Locate each line of the material that contains "Sprawować", then return it.

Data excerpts

━━━━━━

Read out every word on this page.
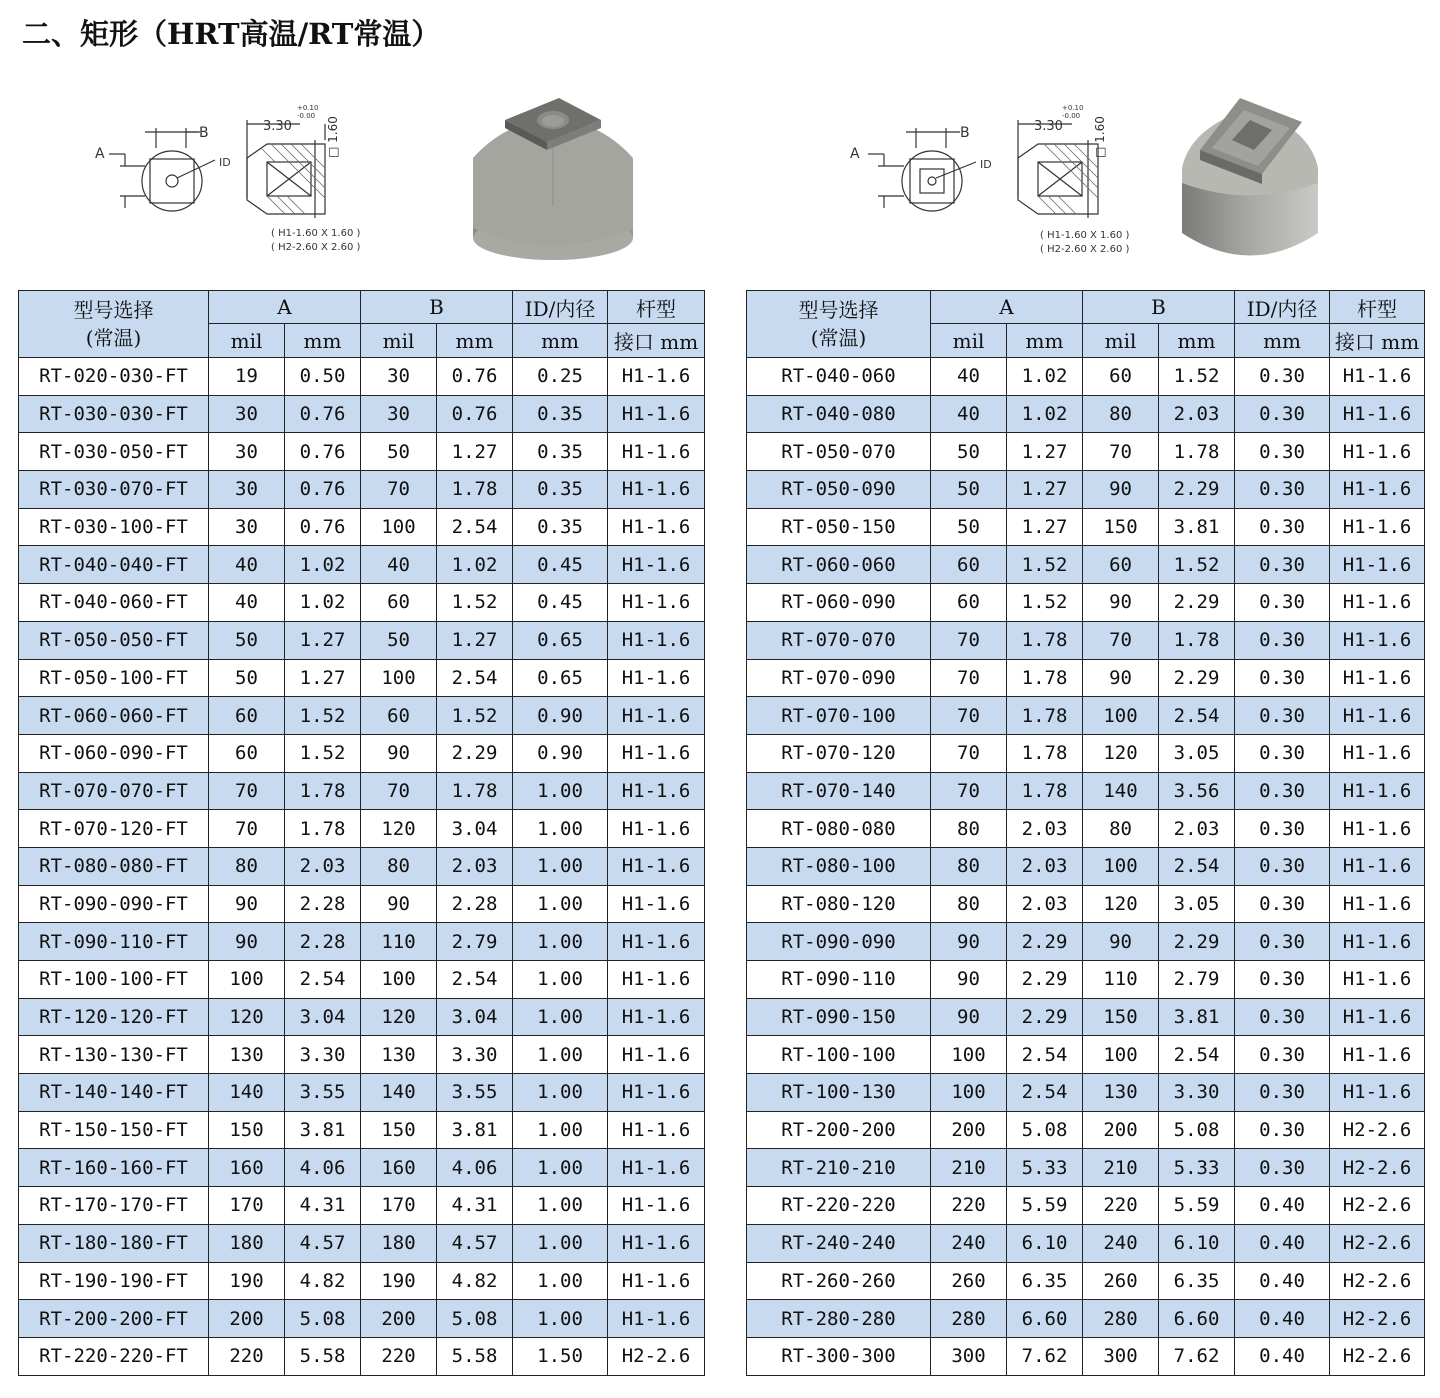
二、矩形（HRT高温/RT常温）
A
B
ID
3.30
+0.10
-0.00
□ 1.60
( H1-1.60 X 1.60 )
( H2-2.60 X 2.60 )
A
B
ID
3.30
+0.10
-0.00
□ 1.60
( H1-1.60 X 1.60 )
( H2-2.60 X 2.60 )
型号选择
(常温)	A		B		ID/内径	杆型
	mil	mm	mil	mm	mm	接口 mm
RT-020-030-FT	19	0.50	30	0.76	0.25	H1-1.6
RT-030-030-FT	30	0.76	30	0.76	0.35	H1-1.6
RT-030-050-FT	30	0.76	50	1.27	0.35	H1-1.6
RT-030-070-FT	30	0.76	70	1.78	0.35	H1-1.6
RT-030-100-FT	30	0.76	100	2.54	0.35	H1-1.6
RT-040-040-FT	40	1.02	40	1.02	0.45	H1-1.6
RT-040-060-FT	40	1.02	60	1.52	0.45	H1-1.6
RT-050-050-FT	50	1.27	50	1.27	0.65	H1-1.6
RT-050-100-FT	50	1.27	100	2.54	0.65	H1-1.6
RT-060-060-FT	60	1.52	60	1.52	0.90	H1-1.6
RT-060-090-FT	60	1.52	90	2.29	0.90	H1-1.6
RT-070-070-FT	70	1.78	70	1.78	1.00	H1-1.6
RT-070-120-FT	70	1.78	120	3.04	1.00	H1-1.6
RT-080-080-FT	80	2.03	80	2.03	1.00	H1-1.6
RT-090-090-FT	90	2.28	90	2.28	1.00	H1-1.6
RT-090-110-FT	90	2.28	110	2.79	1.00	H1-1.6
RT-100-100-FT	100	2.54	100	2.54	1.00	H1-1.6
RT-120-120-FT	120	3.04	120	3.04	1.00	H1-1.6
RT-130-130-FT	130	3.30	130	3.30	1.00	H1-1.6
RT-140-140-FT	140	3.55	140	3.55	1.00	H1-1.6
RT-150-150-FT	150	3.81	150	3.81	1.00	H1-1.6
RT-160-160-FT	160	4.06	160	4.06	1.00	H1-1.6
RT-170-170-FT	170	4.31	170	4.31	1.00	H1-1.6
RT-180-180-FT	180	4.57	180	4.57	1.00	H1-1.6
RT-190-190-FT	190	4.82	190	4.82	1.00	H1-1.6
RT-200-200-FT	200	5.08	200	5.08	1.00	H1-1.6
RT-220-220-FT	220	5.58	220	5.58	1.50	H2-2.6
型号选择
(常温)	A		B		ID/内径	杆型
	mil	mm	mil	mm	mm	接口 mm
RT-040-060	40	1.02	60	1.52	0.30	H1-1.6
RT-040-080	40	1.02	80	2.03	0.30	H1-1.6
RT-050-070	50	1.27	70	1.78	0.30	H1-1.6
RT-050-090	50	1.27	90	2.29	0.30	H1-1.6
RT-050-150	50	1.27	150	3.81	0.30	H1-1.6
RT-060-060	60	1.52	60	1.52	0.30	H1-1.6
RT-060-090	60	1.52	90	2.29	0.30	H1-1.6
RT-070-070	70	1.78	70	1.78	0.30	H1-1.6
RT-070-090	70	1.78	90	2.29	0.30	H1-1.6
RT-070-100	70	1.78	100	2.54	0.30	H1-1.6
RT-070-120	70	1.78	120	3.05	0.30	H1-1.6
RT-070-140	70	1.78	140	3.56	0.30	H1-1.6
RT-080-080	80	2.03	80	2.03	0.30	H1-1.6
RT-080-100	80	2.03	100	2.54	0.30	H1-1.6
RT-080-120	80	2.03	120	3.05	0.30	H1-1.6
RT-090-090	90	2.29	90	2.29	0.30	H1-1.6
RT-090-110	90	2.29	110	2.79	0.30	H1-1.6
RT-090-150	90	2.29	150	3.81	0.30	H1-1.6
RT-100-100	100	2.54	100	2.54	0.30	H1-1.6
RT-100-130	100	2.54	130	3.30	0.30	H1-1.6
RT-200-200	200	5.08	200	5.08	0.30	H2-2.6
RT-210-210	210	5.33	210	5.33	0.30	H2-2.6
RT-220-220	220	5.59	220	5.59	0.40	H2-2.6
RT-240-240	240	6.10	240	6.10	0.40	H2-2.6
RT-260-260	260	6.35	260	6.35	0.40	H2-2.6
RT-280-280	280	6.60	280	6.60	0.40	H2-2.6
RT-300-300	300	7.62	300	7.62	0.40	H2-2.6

━━━━━━

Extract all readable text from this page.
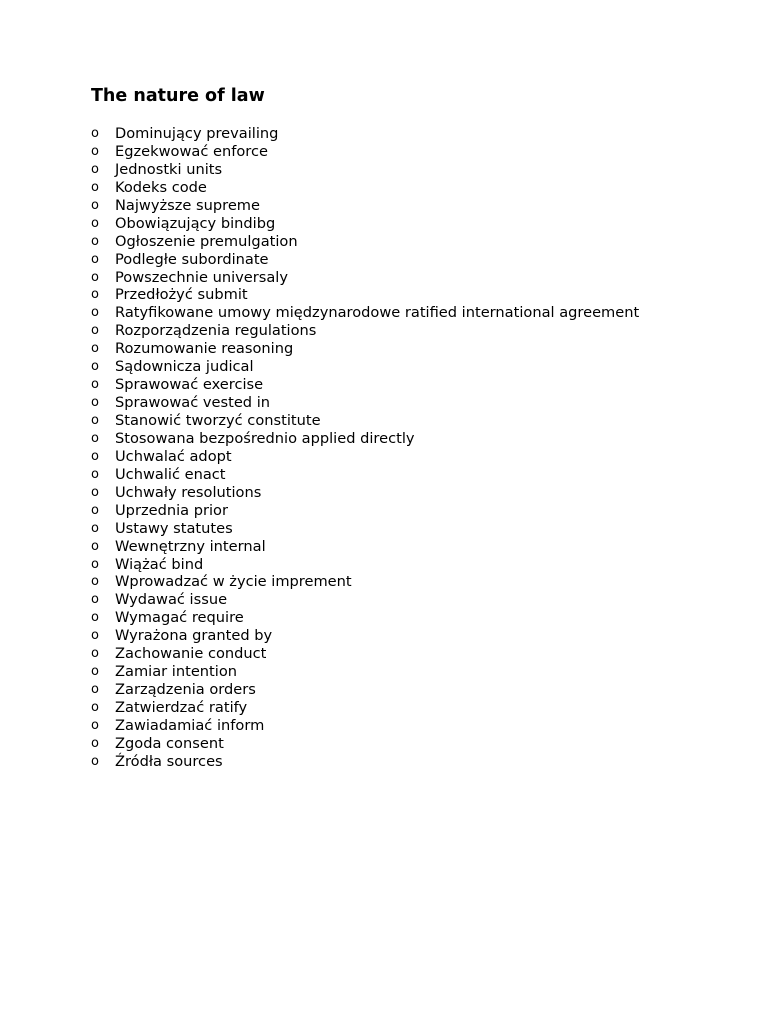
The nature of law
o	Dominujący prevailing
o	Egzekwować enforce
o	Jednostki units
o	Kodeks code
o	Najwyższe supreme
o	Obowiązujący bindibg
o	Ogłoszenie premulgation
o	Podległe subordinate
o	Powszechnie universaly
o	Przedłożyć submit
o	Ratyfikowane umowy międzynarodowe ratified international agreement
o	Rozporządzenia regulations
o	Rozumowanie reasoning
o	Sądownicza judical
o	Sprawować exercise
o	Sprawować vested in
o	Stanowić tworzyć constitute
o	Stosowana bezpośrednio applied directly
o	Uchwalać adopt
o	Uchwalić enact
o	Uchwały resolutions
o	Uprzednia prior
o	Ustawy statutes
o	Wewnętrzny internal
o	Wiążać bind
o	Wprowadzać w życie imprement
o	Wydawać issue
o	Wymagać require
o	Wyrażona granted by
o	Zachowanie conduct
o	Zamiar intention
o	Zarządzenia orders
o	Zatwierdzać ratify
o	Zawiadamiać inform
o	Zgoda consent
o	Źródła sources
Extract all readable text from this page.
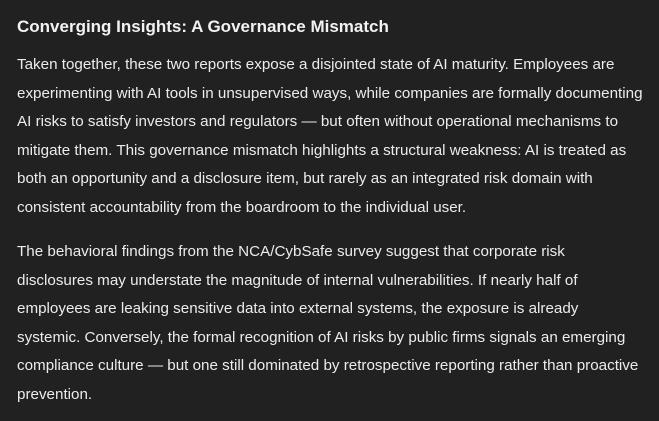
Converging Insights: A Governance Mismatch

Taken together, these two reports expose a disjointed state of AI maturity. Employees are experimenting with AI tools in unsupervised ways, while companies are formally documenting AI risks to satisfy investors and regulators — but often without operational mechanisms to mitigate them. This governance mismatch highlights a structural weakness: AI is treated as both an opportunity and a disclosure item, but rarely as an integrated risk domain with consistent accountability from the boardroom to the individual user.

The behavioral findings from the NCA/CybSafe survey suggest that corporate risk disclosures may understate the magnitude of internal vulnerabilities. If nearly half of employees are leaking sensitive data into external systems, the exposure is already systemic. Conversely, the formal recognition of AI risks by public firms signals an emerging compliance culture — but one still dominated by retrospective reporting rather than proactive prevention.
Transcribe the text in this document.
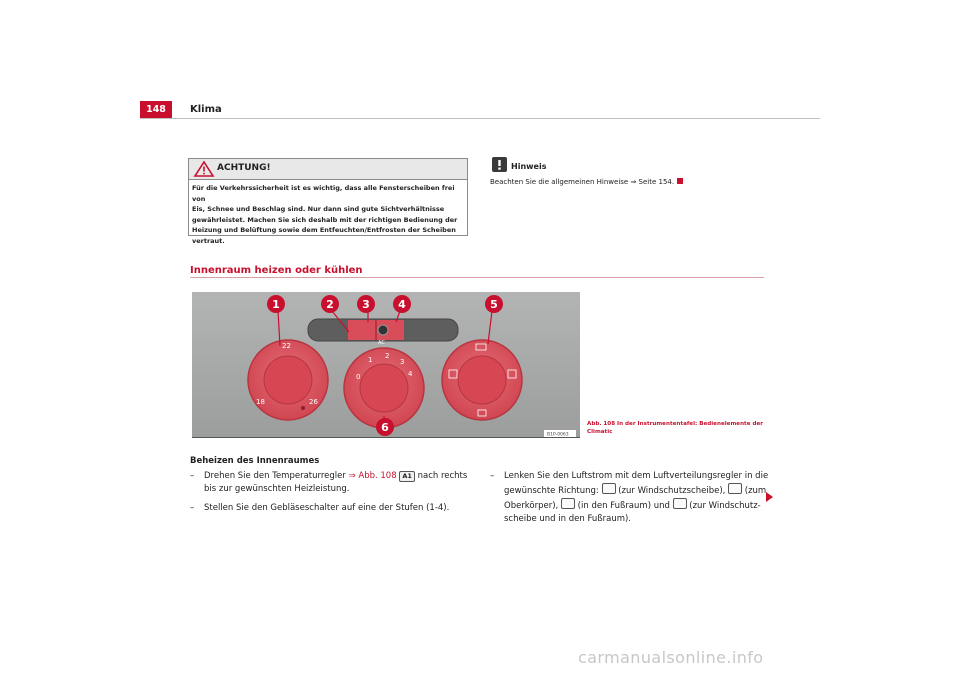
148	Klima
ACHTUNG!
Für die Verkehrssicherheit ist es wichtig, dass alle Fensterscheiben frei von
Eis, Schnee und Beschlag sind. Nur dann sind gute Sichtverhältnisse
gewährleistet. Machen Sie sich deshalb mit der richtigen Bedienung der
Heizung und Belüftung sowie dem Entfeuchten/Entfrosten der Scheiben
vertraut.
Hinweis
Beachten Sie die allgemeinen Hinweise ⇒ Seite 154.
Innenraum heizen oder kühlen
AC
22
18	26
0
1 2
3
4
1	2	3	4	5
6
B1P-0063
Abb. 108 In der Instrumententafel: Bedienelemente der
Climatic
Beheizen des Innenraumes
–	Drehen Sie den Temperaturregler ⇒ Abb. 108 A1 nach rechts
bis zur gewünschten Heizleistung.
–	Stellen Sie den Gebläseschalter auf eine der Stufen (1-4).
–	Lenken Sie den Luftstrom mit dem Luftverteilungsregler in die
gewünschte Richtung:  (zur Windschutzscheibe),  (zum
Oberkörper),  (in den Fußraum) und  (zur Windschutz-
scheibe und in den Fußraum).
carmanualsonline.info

━━━━━━

- COMPLETED EXERCISE:
o	Sprawować exercise
o	Sprawować vested in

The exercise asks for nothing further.